**PROBLEM**. Check each line of the records below and collect those that include the word "Texas".

*** AVAILABLE RECORDS

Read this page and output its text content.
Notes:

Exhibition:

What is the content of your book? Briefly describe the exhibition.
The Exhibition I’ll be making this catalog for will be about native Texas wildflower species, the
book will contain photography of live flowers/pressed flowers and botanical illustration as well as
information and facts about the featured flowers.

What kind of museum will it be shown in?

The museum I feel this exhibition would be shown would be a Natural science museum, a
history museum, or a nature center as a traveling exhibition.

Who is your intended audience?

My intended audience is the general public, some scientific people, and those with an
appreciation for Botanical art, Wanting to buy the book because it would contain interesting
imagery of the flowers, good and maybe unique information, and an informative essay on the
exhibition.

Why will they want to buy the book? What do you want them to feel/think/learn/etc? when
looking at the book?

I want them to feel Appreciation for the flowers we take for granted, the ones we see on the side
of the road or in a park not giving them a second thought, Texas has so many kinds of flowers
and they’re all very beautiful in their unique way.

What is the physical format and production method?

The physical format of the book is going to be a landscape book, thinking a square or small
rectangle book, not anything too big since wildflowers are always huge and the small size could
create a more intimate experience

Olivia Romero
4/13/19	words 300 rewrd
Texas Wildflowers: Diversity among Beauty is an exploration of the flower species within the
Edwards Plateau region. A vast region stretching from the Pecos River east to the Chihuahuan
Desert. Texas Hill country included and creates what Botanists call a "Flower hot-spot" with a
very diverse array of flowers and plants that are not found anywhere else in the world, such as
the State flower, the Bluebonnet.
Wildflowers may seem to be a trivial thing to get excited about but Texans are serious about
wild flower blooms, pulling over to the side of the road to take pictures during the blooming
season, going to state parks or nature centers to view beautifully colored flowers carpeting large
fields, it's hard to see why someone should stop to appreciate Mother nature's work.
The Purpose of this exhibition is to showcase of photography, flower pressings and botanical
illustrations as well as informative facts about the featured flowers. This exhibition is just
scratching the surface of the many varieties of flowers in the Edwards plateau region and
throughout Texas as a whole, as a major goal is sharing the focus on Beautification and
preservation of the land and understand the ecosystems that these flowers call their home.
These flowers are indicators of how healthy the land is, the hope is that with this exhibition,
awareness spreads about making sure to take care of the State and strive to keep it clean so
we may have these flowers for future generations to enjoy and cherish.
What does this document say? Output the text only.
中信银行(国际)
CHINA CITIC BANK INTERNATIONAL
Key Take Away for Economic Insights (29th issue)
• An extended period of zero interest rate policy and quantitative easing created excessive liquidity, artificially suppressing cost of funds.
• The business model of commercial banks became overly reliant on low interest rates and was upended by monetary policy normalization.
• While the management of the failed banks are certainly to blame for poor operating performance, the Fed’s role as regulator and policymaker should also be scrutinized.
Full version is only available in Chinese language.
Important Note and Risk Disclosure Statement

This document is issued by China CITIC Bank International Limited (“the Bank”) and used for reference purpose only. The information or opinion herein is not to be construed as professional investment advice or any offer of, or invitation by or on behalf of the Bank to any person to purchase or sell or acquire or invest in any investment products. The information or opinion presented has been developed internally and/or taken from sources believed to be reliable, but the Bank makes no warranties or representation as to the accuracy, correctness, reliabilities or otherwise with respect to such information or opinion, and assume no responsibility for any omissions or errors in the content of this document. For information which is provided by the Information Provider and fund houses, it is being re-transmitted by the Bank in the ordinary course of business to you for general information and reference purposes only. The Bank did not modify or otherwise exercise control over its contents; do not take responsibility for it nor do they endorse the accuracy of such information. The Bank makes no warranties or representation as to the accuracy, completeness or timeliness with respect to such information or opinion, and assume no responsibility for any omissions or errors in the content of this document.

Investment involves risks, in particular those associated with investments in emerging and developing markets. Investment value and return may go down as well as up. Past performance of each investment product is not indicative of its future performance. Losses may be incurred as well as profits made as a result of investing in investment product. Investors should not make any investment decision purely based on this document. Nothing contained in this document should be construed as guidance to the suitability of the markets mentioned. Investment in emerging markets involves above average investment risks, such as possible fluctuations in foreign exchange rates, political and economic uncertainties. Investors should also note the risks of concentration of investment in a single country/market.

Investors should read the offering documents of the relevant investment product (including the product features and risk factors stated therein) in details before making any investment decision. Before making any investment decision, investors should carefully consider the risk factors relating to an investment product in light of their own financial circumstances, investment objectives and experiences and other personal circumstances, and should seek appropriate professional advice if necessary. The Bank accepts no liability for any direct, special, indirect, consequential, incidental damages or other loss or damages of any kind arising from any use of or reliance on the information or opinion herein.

******

**THE REPLY**.
The Exhibition I’ll be making this catalog for will be about native Texas wildflower species, the
of the road or in a park not giving them a second thought, Texas has so many kinds of flowers
Texas Wildflowers: Diversity among Beauty is an exploration of the flower species within the
Desert. Texas Hill country included and creates what Botanists call a "Flower hot-spot" with a
throughout Texas as a whole, as a major goal is sharing the focus on Beautification and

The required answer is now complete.